What to produce: Go through the records and give each one again exactly.

[Dataset records]
------------------------------------------------------------------------
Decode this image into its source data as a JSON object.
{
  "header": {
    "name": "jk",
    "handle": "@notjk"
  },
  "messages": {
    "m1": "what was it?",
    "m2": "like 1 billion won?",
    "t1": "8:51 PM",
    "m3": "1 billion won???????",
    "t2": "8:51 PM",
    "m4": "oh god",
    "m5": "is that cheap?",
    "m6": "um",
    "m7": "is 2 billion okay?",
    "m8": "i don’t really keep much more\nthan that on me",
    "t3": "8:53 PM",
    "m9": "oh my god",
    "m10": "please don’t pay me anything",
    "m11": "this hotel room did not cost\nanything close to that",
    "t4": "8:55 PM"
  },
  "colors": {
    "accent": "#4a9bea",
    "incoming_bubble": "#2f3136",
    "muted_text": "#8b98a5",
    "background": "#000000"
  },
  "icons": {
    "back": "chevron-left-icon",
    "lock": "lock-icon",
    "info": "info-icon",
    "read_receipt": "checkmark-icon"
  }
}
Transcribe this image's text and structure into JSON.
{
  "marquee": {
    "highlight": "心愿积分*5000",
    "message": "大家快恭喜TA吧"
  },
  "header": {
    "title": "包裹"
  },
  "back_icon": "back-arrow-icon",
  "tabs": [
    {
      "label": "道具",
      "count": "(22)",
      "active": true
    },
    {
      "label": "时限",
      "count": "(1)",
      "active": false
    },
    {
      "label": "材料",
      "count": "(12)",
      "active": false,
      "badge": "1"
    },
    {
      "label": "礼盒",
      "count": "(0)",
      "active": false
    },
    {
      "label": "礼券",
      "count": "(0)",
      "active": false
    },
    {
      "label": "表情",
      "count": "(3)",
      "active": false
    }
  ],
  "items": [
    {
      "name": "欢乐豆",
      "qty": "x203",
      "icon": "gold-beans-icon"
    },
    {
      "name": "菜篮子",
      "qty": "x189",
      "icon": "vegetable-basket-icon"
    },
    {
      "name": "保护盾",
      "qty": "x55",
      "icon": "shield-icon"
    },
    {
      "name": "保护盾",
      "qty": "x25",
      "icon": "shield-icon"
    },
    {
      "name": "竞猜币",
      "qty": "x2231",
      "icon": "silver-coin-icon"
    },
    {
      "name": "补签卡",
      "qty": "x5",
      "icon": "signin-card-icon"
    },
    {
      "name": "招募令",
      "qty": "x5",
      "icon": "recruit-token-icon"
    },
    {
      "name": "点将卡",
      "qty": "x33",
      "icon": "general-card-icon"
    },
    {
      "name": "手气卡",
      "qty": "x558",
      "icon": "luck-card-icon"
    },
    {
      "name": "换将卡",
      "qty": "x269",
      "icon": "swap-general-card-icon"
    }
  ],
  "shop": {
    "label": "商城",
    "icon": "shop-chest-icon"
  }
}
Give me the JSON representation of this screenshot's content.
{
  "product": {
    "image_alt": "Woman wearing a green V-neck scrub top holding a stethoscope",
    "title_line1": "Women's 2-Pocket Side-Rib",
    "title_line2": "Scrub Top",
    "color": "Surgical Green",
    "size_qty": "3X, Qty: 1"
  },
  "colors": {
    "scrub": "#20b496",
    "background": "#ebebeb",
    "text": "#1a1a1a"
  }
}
------------------------------------------------------------------------
Answer to this problem:
Decode this image into its source data as a JSON object.
{
  "header": {
    "name": "jk",
    "handle": "@notjk"
  },
  "messages": {
    "m1": "what was it?",
    "m2": "like 1 billion won?",
    "t1": "8:51 PM",
    "m3": "1 billion won???????",
    "t2": "8:51 PM",
    "m4": "oh god",
    "m5": "is that cheap?",
    "m6": "um",
    "m7": "is 2 billion okay?",
    "m8": "i don’t really keep much more\nthan that on me",
    "t3": "8:53 PM",
    "m9": "oh my god",
    "m10": "please don’t pay me anything",
    "m11": "this hotel room did not cost\nanything close to that",
    "t4": "8:55 PM"
  },
  "colors": {
    "accent": "#4a9bea",
    "incoming_bubble": "#2f3136",
    "muted_text": "#8b98a5",
    "background": "#000000"
  },
  "icons": {
    "back": "chevron-left-icon",
    "lock": "lock-icon",
    "info": "info-icon",
    "read_receipt": "checkmark-icon"
  }
}
Transcribe this image's text and structure into JSON.
{
  "marquee": {
    "highlight": "心愿积分*5000",
    "message": "大家快恭喜TA吧"
  },
  "header": {
    "title": "包裹"
  },
  "back_icon": "back-arrow-icon",
  "tabs": [
    {
      "label": "道具",
      "count": "(22)",
      "active": true
    },
    {
      "label": "时限",
      "count": "(1)",
      "active": false
    },
    {
      "label": "材料",
      "count": "(12)",
      "active": false,
      "badge": "1"
    },
    {
      "label": "礼盒",
      "count": "(0)",
      "active": false
    },
    {
      "label": "礼券",
      "count": "(0)",
      "active": false
    },
    {
      "label": "表情",
      "count": "(3)",
      "active": false
    }
  ],
  "items": [
    {
      "name": "欢乐豆",
      "qty": "x203",
      "icon": "gold-beans-icon"
    },
    {
      "name": "菜篮子",
      "qty": "x189",
      "icon": "vegetable-basket-icon"
    },
    {
      "name": "保护盾",
      "qty": "x55",
      "icon": "shield-icon"
    },
    {
      "name": "保护盾",
      "qty": "x25",
      "icon": "shield-icon"
    },
    {
      "name": "竞猜币",
      "qty": "x2231",
      "icon": "silver-coin-icon"
    },
    {
      "name": "补签卡",
      "qty": "x5",
      "icon": "signin-card-icon"
    },
    {
      "name": "招募令",
      "qty": "x5",
      "icon": "recruit-token-icon"
    },
    {
      "name": "点将卡",
      "qty": "x33",
      "icon": "general-card-icon"
    },
    {
      "name": "手气卡",
      "qty": "x558",
      "icon": "luck-card-icon"
    },
    {
      "name": "换将卡",
      "qty": "x269",
      "icon": "swap-general-card-icon"
    }
  ],
  "shop": {
    "label": "商城",
    "icon": "shop-chest-icon"
  }
}
Give me the JSON representation of this screenshot's content.
{
  "product": {
    "image_alt": "Woman wearing a green V-neck scrub top holding a stethoscope",
    "title_line1": "Women's 2-Pocket Side-Rib",
    "title_line2": "Scrub Top",
    "color": "Surgical Green",
    "size_qty": "3X, Qty: 1"
  },
  "colors": {
    "scrub": "#20b496",
    "background": "#ebebeb",
    "text": "#1a1a1a"
  }
}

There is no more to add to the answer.